Rows from a figure dataset:
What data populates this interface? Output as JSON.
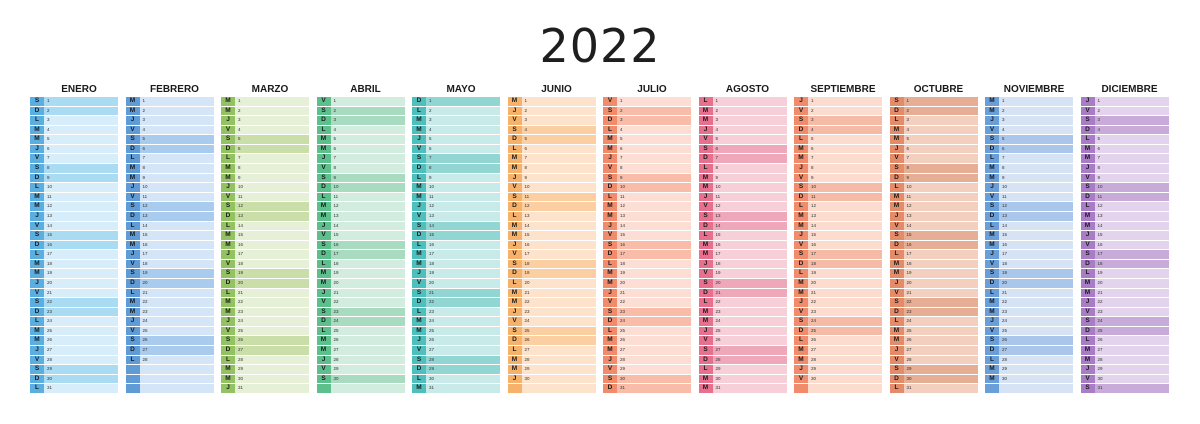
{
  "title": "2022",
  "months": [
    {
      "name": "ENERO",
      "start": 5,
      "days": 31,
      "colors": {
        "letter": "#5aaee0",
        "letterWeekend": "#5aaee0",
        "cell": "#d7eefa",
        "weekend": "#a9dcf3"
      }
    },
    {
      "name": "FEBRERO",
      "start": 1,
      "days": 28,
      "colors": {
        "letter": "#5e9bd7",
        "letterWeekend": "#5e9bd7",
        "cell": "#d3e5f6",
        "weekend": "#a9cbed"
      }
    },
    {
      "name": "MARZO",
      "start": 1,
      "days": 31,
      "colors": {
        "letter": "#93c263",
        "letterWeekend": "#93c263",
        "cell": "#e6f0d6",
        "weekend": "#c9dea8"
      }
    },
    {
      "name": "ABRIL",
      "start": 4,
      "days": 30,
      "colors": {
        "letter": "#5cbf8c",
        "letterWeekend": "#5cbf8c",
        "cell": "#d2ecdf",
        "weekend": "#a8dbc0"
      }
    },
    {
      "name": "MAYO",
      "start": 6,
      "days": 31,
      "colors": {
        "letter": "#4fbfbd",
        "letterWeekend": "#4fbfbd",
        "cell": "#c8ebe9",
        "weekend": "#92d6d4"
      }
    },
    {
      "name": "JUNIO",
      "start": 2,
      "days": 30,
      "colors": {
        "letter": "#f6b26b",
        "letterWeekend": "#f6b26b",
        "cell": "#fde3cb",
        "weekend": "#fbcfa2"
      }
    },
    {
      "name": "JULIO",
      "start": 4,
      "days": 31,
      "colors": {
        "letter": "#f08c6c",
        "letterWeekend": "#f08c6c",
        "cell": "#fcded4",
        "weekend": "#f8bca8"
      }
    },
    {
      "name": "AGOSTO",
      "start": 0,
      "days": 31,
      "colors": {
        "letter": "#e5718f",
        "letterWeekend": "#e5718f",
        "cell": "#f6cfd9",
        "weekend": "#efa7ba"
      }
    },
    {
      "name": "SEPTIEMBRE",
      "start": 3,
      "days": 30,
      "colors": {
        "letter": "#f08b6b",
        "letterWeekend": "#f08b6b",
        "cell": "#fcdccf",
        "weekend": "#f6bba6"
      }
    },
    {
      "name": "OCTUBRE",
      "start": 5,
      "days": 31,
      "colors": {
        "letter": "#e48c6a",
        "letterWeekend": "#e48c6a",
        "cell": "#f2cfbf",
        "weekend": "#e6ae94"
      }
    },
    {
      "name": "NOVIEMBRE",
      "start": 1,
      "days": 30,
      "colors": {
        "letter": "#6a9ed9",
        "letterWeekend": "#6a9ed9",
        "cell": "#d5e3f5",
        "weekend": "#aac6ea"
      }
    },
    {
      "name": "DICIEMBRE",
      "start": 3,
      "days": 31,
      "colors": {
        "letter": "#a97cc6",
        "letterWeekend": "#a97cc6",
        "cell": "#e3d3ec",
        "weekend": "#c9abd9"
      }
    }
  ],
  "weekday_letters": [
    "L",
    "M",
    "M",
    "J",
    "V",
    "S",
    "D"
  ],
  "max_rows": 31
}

YOUR TASK -
State how many lines include the string "letterWeekend". Give no other information.

OUTPUT OF THE TASK -
12